__Chart and figure data__
════════════════════

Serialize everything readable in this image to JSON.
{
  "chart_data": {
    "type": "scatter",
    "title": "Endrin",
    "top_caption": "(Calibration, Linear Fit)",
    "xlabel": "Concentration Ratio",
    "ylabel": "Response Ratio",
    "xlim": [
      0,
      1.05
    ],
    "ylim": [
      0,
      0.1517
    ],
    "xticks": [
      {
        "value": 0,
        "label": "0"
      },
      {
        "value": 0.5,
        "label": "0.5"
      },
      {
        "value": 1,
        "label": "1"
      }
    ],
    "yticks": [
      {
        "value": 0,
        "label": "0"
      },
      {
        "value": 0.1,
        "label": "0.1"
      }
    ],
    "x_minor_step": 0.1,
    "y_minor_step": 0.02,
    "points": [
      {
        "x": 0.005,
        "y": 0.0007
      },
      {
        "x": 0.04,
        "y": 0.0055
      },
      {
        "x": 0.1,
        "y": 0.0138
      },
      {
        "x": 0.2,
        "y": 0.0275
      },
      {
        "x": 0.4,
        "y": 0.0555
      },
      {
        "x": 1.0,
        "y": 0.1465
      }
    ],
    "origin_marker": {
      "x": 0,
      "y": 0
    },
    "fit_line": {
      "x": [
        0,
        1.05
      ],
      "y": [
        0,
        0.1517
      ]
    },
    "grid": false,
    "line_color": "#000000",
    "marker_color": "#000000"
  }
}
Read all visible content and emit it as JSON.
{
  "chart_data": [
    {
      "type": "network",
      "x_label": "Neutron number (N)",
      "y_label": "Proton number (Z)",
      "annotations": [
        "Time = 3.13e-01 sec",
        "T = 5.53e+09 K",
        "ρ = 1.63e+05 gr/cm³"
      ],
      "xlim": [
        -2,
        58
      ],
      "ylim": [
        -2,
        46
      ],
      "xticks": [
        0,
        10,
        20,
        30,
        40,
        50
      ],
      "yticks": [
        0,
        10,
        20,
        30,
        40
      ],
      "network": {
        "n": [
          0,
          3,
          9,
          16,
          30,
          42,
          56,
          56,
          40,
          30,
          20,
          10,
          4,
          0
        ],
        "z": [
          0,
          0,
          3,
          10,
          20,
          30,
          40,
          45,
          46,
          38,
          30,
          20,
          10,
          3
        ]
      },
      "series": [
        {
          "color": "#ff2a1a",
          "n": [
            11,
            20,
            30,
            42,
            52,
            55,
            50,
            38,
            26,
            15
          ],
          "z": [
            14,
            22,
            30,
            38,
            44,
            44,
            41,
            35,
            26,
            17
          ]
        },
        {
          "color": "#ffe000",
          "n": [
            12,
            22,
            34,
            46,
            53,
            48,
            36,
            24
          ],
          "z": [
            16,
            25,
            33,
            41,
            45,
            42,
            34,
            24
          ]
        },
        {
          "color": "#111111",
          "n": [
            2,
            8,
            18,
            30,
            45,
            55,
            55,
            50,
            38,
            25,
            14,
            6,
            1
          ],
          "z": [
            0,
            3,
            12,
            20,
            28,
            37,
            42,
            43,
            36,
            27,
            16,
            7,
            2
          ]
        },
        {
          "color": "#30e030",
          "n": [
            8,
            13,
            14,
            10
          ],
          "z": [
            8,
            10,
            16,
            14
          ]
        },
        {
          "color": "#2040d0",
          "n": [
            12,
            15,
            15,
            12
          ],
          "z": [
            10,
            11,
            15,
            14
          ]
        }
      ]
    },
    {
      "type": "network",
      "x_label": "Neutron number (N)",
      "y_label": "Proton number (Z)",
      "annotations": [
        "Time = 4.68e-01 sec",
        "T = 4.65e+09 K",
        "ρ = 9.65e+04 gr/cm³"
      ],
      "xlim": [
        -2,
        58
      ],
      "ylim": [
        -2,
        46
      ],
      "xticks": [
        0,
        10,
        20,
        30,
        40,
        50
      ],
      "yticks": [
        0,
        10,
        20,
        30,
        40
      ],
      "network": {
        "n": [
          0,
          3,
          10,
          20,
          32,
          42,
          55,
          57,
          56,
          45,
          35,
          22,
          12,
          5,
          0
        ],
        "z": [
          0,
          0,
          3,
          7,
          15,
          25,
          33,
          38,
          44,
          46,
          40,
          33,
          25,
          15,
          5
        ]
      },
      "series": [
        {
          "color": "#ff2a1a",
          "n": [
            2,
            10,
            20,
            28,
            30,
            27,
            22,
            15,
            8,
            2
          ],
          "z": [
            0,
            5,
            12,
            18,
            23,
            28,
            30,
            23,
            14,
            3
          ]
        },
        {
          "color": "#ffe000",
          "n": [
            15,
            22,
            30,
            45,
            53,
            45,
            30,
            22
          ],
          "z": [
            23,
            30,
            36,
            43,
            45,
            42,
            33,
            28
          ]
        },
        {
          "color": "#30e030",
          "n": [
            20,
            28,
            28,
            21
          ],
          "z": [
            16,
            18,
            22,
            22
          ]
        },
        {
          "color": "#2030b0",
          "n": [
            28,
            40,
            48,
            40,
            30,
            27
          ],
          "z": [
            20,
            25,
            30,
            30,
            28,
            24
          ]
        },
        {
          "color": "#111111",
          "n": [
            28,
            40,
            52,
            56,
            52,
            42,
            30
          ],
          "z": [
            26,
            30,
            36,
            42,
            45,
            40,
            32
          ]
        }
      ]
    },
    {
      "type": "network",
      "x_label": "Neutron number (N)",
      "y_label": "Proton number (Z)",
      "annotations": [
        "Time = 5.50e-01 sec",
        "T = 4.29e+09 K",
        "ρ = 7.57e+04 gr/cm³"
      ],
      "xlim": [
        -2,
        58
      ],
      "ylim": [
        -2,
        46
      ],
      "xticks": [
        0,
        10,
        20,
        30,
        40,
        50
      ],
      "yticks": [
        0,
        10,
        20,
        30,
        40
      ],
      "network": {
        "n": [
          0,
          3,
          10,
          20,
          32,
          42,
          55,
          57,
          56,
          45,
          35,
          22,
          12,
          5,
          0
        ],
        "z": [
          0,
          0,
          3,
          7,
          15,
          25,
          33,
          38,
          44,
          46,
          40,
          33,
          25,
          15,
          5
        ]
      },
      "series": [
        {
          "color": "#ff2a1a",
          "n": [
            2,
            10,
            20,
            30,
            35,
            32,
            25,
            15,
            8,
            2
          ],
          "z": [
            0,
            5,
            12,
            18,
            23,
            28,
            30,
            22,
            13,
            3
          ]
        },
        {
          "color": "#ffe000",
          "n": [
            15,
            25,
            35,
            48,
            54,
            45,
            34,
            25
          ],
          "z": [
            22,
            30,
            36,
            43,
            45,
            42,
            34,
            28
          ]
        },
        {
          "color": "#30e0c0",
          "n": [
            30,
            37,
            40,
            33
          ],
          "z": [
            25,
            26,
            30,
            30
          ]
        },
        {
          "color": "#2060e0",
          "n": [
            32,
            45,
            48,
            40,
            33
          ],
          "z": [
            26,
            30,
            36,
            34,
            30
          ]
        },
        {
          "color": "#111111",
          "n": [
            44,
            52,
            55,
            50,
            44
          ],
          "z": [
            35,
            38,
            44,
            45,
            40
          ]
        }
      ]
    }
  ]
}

════════════════════

__Problem to solve__
Restate each record exactly as written.

__Exercise response__
Serialize everything readable in this image to JSON.
{
  "chart_data": {
    "type": "scatter",
    "title": "Endrin",
    "top_caption": "(Calibration, Linear Fit)",
    "xlabel": "Concentration Ratio",
    "ylabel": "Response Ratio",
    "xlim": [
      0,
      1.05
    ],
    "ylim": [
      0,
      0.1517
    ],
    "xticks": [
      {
        "value": 0,
        "label": "0"
      },
      {
        "value": 0.5,
        "label": "0.5"
      },
      {
        "value": 1,
        "label": "1"
      }
    ],
    "yticks": [
      {
        "value": 0,
        "label": "0"
      },
      {
        "value": 0.1,
        "label": "0.1"
      }
    ],
    "x_minor_step": 0.1,
    "y_minor_step": 0.02,
    "points": [
      {
        "x": 0.005,
        "y": 0.0007
      },
      {
        "x": 0.04,
        "y": 0.0055
      },
      {
        "x": 0.1,
        "y": 0.0138
      },
      {
        "x": 0.2,
        "y": 0.0275
      },
      {
        "x": 0.4,
        "y": 0.0555
      },
      {
        "x": 1.0,
        "y": 0.1465
      }
    ],
    "origin_marker": {
      "x": 0,
      "y": 0
    },
    "fit_line": {
      "x": [
        0,
        1.05
      ],
      "y": [
        0,
        0.1517
      ]
    },
    "grid": false,
    "line_color": "#000000",
    "marker_color": "#000000"
  }
}
Read all visible content and emit it as JSON.
{
  "chart_data": [
    {
      "type": "network",
      "x_label": "Neutron number (N)",
      "y_label": "Proton number (Z)",
      "annotations": [
        "Time = 3.13e-01 sec",
        "T = 5.53e+09 K",
        "ρ = 1.63e+05 gr/cm³"
      ],
      "xlim": [
        -2,
        58
      ],
      "ylim": [
        -2,
        46
      ],
      "xticks": [
        0,
        10,
        20,
        30,
        40,
        50
      ],
      "yticks": [
        0,
        10,
        20,
        30,
        40
      ],
      "network": {
        "n": [
          0,
          3,
          9,
          16,
          30,
          42,
          56,
          56,
          40,
          30,
          20,
          10,
          4,
          0
        ],
        "z": [
          0,
          0,
          3,
          10,
          20,
          30,
          40,
          45,
          46,
          38,
          30,
          20,
          10,
          3
        ]
      },
      "series": [
        {
          "color": "#ff2a1a",
          "n": [
            11,
            20,
            30,
            42,
            52,
            55,
            50,
            38,
            26,
            15
          ],
          "z": [
            14,
            22,
            30,
            38,
            44,
            44,
            41,
            35,
            26,
            17
          ]
        },
        {
          "color": "#ffe000",
          "n": [
            12,
            22,
            34,
            46,
            53,
            48,
            36,
            24
          ],
          "z": [
            16,
            25,
            33,
            41,
            45,
            42,
            34,
            24
          ]
        },
        {
          "color": "#111111",
          "n": [
            2,
            8,
            18,
            30,
            45,
            55,
            55,
            50,
            38,
            25,
            14,
            6,
            1
          ],
          "z": [
            0,
            3,
            12,
            20,
            28,
            37,
            42,
            43,
            36,
            27,
            16,
            7,
            2
          ]
        },
        {
          "color": "#30e030",
          "n": [
            8,
            13,
            14,
            10
          ],
          "z": [
            8,
            10,
            16,
            14
          ]
        },
        {
          "color": "#2040d0",
          "n": [
            12,
            15,
            15,
            12
          ],
          "z": [
            10,
            11,
            15,
            14
          ]
        }
      ]
    },
    {
      "type": "network",
      "x_label": "Neutron number (N)",
      "y_label": "Proton number (Z)",
      "annotations": [
        "Time = 4.68e-01 sec",
        "T = 4.65e+09 K",
        "ρ = 9.65e+04 gr/cm³"
      ],
      "xlim": [
        -2,
        58
      ],
      "ylim": [
        -2,
        46
      ],
      "xticks": [
        0,
        10,
        20,
        30,
        40,
        50
      ],
      "yticks": [
        0,
        10,
        20,
        30,
        40
      ],
      "network": {
        "n": [
          0,
          3,
          10,
          20,
          32,
          42,
          55,
          57,
          56,
          45,
          35,
          22,
          12,
          5,
          0
        ],
        "z": [
          0,
          0,
          3,
          7,
          15,
          25,
          33,
          38,
          44,
          46,
          40,
          33,
          25,
          15,
          5
        ]
      },
      "series": [
        {
          "color": "#ff2a1a",
          "n": [
            2,
            10,
            20,
            28,
            30,
            27,
            22,
            15,
            8,
            2
          ],
          "z": [
            0,
            5,
            12,
            18,
            23,
            28,
            30,
            23,
            14,
            3
          ]
        },
        {
          "color": "#ffe000",
          "n": [
            15,
            22,
            30,
            45,
            53,
            45,
            30,
            22
          ],
          "z": [
            23,
            30,
            36,
            43,
            45,
            42,
            33,
            28
          ]
        },
        {
          "color": "#30e030",
          "n": [
            20,
            28,
            28,
            21
          ],
          "z": [
            16,
            18,
            22,
            22
          ]
        },
        {
          "color": "#2030b0",
          "n": [
            28,
            40,
            48,
            40,
            30,
            27
          ],
          "z": [
            20,
            25,
            30,
            30,
            28,
            24
          ]
        },
        {
          "color": "#111111",
          "n": [
            28,
            40,
            52,
            56,
            52,
            42,
            30
          ],
          "z": [
            26,
            30,
            36,
            42,
            45,
            40,
            32
          ]
        }
      ]
    },
    {
      "type": "network",
      "x_label": "Neutron number (N)",
      "y_label": "Proton number (Z)",
      "annotations": [
        "Time = 5.50e-01 sec",
        "T = 4.29e+09 K",
        "ρ = 7.57e+04 gr/cm³"
      ],
      "xlim": [
        -2,
        58
      ],
      "ylim": [
        -2,
        46
      ],
      "xticks": [
        0,
        10,
        20,
        30,
        40,
        50
      ],
      "yticks": [
        0,
        10,
        20,
        30,
        40
      ],
      "network": {
        "n": [
          0,
          3,
          10,
          20,
          32,
          42,
          55,
          57,
          56,
          45,
          35,
          22,
          12,
          5,
          0
        ],
        "z": [
          0,
          0,
          3,
          7,
          15,
          25,
          33,
          38,
          44,
          46,
          40,
          33,
          25,
          15,
          5
        ]
      },
      "series": [
        {
          "color": "#ff2a1a",
          "n": [
            2,
            10,
            20,
            30,
            35,
            32,
            25,
            15,
            8,
            2
          ],
          "z": [
            0,
            5,
            12,
            18,
            23,
            28,
            30,
            22,
            13,
            3
          ]
        },
        {
          "color": "#ffe000",
          "n": [
            15,
            25,
            35,
            48,
            54,
            45,
            34,
            25
          ],
          "z": [
            22,
            30,
            36,
            43,
            45,
            42,
            34,
            28
          ]
        },
        {
          "color": "#30e0c0",
          "n": [
            30,
            37,
            40,
            33
          ],
          "z": [
            25,
            26,
            30,
            30
          ]
        },
        {
          "color": "#2060e0",
          "n": [
            32,
            45,
            48,
            40,
            33
          ],
          "z": [
            26,
            30,
            36,
            34,
            30
          ]
        },
        {
          "color": "#111111",
          "n": [
            44,
            52,
            55,
            50,
            44
          ],
          "z": [
            35,
            38,
            44,
            45,
            40
          ]
        }
      ]
    }
  ]
}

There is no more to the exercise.